Look below. Copy each line that has "zagona" in it.

------------

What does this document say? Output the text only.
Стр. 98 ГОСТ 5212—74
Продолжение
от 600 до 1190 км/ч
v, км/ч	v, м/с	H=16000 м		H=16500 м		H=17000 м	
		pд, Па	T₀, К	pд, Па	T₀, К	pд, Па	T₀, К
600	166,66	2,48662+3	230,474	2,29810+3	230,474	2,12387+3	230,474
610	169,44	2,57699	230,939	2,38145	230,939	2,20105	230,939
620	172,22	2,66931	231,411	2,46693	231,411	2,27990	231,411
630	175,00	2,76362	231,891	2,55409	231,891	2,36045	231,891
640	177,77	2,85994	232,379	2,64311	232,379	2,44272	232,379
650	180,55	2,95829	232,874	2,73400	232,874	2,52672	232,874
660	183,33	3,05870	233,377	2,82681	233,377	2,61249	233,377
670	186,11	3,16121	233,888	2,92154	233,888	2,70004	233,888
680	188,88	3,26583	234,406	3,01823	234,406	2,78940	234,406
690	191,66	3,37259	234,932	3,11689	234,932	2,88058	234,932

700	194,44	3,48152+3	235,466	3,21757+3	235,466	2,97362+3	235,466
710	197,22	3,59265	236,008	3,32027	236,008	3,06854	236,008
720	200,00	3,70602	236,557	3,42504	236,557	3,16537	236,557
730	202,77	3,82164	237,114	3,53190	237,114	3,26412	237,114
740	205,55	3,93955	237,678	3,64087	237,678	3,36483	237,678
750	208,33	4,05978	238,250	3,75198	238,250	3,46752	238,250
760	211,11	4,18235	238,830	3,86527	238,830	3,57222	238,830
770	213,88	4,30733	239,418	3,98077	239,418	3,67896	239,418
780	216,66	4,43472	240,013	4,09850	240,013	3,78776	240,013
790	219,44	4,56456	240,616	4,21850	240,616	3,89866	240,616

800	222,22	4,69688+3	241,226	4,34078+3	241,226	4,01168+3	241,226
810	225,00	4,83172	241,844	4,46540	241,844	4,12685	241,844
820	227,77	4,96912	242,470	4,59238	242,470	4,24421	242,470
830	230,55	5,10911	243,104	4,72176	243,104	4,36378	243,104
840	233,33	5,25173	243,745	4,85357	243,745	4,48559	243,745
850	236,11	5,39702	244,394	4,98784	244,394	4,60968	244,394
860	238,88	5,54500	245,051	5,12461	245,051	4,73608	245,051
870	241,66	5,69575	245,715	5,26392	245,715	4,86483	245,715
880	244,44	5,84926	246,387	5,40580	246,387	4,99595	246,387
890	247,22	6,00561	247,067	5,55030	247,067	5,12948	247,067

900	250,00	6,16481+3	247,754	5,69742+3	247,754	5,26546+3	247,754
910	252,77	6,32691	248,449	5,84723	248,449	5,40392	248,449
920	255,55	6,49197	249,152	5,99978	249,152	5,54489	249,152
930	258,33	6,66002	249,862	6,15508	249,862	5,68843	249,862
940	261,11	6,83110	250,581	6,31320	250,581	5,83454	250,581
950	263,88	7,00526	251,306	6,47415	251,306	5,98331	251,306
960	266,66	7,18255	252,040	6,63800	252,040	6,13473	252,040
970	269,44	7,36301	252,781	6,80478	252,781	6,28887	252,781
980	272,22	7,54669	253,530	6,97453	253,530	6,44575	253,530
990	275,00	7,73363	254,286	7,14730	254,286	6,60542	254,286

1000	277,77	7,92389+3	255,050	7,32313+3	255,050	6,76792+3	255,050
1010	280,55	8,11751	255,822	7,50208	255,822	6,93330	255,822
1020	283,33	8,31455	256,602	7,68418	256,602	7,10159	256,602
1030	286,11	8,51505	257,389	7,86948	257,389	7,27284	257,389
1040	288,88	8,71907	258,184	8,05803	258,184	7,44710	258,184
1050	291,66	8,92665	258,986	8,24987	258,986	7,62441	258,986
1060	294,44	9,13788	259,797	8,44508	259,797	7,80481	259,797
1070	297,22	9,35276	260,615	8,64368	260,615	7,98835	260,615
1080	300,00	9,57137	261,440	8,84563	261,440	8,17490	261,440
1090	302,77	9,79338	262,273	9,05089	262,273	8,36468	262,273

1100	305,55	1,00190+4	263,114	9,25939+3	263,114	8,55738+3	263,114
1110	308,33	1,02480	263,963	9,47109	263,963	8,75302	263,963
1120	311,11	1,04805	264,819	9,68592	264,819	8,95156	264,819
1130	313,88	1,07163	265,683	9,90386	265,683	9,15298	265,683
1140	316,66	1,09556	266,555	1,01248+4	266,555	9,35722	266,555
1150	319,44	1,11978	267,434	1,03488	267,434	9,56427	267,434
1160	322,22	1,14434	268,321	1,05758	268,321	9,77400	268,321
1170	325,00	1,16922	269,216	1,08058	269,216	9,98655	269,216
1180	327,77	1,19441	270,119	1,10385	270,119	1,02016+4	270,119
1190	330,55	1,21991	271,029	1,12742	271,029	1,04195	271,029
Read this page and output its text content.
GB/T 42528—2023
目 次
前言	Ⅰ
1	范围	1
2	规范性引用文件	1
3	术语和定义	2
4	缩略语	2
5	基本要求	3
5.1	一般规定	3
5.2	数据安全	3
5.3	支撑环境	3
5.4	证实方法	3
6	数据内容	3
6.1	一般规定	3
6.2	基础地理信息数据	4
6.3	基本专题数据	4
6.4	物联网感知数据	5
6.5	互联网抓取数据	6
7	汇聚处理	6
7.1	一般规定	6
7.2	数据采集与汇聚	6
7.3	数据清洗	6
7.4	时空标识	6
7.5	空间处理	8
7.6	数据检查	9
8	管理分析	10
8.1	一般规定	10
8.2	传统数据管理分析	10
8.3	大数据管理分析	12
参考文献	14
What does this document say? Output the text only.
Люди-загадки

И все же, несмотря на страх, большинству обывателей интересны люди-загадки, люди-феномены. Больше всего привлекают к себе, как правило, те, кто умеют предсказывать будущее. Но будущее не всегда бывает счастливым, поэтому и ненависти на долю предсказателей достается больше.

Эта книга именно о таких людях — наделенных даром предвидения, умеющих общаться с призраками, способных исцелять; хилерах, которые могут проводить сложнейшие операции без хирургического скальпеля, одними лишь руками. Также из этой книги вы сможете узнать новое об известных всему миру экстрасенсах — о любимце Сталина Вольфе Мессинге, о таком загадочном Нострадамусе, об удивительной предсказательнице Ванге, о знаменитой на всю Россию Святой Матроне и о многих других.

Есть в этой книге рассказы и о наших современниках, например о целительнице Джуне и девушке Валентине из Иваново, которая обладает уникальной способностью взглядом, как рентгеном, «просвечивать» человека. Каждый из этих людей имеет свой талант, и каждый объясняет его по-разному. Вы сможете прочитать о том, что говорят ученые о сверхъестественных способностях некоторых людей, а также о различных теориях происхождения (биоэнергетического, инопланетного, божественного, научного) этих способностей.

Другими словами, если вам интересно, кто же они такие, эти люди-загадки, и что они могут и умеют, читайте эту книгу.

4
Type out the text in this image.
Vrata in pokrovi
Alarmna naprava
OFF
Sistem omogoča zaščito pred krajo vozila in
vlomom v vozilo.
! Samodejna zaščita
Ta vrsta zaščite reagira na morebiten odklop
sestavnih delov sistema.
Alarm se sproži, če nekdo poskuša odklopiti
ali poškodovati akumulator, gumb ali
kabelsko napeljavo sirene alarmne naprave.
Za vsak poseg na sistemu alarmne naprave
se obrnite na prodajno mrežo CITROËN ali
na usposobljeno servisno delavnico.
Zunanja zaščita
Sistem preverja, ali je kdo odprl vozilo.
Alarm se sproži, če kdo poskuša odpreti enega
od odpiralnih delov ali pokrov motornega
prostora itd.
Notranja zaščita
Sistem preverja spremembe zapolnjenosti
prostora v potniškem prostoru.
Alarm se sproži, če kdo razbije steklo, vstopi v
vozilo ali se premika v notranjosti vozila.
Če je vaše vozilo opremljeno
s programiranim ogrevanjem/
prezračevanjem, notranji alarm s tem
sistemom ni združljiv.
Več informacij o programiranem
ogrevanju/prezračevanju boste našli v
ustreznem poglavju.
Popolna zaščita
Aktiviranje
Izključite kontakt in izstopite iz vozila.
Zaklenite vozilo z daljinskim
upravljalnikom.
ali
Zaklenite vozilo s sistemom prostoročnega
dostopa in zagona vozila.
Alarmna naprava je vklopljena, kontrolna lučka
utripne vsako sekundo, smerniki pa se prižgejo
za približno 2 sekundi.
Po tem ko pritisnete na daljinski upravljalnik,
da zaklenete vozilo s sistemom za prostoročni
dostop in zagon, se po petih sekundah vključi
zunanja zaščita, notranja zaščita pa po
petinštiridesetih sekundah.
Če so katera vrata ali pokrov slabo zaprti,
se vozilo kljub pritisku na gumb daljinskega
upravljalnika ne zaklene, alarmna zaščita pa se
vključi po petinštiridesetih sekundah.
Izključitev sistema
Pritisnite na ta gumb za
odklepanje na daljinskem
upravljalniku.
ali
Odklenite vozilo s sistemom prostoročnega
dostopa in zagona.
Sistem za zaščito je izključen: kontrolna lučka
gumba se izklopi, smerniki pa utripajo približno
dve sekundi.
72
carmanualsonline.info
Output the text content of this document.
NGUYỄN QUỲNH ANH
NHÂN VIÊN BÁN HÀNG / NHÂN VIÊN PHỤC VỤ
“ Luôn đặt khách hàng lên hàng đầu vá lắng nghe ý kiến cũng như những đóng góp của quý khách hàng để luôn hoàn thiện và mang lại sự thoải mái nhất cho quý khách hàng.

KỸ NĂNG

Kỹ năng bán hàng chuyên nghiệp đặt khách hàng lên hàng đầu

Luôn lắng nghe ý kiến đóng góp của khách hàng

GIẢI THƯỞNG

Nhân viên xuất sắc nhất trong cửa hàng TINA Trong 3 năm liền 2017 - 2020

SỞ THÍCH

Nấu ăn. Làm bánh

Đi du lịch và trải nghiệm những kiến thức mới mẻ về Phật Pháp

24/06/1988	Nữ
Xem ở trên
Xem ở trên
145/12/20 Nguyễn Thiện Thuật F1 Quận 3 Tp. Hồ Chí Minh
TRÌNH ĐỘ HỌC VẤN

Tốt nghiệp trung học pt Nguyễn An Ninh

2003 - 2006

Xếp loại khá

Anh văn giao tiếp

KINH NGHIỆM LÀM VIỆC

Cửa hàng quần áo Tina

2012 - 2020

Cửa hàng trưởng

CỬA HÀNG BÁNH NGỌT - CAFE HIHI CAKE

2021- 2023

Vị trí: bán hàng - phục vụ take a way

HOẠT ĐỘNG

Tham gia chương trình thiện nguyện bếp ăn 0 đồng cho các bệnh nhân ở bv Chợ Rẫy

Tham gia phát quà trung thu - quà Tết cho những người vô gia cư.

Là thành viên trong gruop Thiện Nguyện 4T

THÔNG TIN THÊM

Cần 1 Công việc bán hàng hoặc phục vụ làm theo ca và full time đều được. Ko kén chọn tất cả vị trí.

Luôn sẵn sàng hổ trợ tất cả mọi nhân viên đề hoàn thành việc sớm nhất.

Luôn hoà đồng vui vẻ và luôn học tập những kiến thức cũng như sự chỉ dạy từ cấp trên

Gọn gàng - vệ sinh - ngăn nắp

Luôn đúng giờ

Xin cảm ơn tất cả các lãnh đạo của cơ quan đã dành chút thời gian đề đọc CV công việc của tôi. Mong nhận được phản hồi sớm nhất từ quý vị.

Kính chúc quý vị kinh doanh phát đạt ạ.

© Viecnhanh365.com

------------

RESPONSE TO THE EXERCISE
dostopa in zagona vozila.
dostopa in zagona.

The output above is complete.